* Entries from a dataset *
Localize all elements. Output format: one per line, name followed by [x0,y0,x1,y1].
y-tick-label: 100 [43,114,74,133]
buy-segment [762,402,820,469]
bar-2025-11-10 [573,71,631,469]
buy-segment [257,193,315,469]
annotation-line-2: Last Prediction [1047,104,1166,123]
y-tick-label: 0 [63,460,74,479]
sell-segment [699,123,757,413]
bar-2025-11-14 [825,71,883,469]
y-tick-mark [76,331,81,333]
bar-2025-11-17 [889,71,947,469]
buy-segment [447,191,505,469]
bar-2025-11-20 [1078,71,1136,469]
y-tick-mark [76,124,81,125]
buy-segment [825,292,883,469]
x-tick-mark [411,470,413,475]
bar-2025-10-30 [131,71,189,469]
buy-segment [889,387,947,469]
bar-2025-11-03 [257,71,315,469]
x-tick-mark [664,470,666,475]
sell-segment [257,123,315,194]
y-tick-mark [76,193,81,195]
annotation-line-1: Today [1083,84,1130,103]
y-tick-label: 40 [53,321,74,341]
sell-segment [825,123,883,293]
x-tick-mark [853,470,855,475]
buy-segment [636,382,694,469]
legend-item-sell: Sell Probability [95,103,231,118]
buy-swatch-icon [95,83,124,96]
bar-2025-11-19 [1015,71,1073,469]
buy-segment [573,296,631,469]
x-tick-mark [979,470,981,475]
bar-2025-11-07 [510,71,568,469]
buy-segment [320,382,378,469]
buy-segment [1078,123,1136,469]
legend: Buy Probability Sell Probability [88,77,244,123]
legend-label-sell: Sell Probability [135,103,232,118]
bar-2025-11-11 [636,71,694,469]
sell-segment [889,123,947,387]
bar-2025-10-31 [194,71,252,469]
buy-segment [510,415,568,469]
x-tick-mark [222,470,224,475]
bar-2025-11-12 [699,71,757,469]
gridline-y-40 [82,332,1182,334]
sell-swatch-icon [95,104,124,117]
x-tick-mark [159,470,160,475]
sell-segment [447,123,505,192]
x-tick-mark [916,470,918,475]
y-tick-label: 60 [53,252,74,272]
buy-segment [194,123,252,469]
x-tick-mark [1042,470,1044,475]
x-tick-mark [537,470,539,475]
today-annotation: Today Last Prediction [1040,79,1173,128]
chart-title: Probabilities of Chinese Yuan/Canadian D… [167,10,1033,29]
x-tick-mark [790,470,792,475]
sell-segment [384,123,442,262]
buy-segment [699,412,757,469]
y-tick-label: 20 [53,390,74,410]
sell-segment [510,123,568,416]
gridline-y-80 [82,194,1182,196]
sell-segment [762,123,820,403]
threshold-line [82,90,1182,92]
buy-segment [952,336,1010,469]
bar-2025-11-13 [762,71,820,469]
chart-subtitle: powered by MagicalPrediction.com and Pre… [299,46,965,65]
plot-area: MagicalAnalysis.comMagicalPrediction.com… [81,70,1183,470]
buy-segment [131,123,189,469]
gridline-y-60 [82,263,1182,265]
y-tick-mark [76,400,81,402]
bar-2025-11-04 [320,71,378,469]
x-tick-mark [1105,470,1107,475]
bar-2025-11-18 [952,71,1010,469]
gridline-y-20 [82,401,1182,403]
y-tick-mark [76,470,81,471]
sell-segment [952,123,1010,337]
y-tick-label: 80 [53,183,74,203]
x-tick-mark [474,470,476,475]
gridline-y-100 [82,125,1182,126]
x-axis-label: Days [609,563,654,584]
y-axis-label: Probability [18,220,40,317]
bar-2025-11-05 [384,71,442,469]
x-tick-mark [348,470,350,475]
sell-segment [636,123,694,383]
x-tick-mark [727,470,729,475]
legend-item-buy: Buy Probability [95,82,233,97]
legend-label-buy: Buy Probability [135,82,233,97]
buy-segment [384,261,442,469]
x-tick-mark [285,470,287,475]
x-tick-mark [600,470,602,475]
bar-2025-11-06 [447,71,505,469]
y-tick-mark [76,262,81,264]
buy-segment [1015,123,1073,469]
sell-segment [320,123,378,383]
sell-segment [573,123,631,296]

---

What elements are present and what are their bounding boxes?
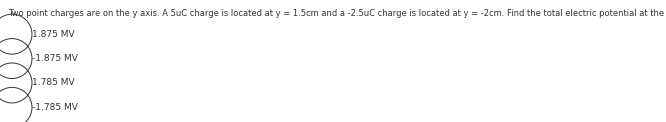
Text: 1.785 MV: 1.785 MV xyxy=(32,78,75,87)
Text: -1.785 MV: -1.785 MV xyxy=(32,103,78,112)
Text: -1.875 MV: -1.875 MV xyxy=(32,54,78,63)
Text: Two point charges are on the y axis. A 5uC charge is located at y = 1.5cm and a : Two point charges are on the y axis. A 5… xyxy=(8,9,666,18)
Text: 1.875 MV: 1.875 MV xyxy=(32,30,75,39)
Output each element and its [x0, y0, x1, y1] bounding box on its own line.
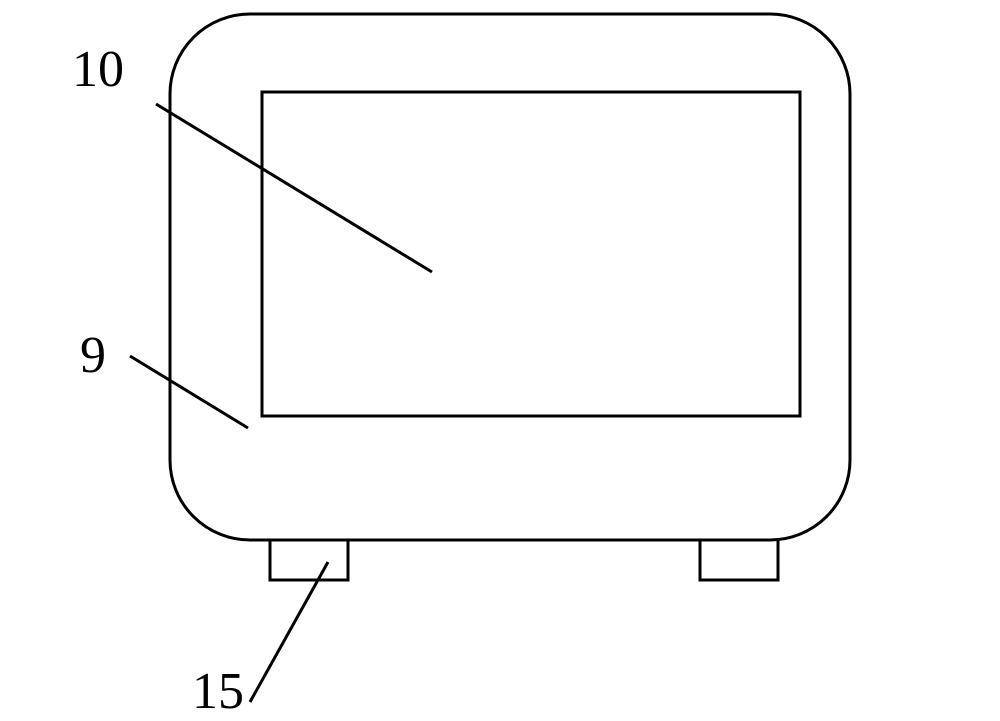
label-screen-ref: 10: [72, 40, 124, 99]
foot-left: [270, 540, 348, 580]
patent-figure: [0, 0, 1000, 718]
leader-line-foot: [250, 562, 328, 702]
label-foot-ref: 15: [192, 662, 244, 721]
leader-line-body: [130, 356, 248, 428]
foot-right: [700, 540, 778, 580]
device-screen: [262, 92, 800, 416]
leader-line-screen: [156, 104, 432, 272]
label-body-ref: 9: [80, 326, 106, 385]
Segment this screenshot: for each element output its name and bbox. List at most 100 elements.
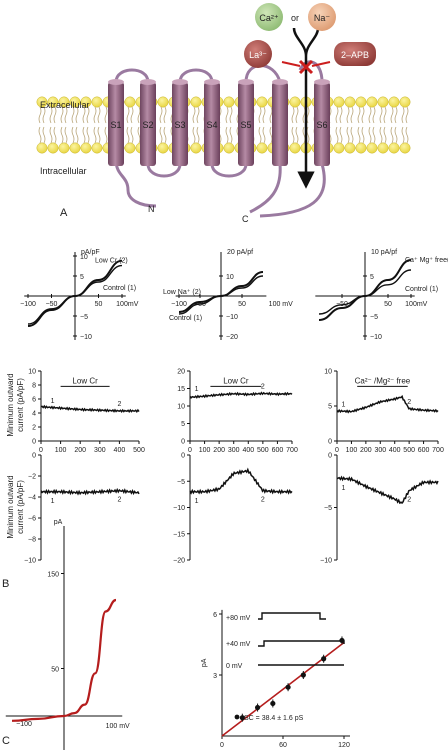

--

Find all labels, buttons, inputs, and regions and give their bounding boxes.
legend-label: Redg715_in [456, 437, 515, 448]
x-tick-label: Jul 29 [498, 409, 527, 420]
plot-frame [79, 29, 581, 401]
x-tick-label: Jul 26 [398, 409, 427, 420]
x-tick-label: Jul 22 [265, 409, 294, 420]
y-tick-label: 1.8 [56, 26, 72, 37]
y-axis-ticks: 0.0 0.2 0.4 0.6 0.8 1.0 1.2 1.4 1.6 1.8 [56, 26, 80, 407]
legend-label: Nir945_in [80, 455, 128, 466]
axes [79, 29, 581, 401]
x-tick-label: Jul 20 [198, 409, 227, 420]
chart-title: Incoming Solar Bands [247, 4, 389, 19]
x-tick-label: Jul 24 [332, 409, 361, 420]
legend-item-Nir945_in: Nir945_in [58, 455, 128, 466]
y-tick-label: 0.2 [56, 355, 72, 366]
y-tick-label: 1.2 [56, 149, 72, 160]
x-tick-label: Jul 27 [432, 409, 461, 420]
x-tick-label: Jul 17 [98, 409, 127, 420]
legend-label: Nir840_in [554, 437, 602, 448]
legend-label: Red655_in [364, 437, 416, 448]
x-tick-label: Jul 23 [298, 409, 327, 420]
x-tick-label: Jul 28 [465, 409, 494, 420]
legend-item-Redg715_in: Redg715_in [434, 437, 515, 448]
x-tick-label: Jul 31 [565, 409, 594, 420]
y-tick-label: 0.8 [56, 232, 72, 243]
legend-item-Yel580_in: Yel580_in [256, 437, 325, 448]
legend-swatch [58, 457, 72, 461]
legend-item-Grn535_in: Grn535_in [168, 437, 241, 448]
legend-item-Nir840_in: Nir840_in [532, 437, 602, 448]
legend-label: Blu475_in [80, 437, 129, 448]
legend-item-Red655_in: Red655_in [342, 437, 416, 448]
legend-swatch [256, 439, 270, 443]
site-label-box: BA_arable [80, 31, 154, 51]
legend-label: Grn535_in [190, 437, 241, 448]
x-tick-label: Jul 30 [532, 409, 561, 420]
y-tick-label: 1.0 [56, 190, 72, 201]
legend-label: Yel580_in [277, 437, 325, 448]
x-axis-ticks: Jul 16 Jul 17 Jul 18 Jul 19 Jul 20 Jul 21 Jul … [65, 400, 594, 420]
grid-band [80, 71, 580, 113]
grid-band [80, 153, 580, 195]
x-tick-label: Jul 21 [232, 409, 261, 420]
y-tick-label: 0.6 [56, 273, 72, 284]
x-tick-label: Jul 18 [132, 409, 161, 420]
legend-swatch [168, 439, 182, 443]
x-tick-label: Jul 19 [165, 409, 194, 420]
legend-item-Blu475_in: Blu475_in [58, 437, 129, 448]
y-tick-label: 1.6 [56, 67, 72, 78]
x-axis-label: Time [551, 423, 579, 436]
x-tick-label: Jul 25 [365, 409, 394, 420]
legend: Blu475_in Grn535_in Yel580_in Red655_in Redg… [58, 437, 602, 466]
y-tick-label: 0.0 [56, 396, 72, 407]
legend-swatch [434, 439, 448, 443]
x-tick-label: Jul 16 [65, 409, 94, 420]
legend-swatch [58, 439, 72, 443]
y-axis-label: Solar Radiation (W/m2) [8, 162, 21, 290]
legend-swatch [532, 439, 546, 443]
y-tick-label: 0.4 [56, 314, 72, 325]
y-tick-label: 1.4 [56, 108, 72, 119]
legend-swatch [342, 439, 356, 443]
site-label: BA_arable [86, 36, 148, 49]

* Requirement *
Pick out every line in the rows above that contains the word "Probability", and copy each one in full.

* Result for this exercise *
legend-item-sell: Sell Probability [95,103,231,118]
legend: Buy Probability Sell Probability [88,77,244,123]
legend-label-sell: Sell Probability [135,103,232,118]
y-axis-label: Probability [18,220,40,317]
legend-item-buy: Buy Probability [95,82,233,97]
legend-label-buy: Buy Probability [135,82,233,97]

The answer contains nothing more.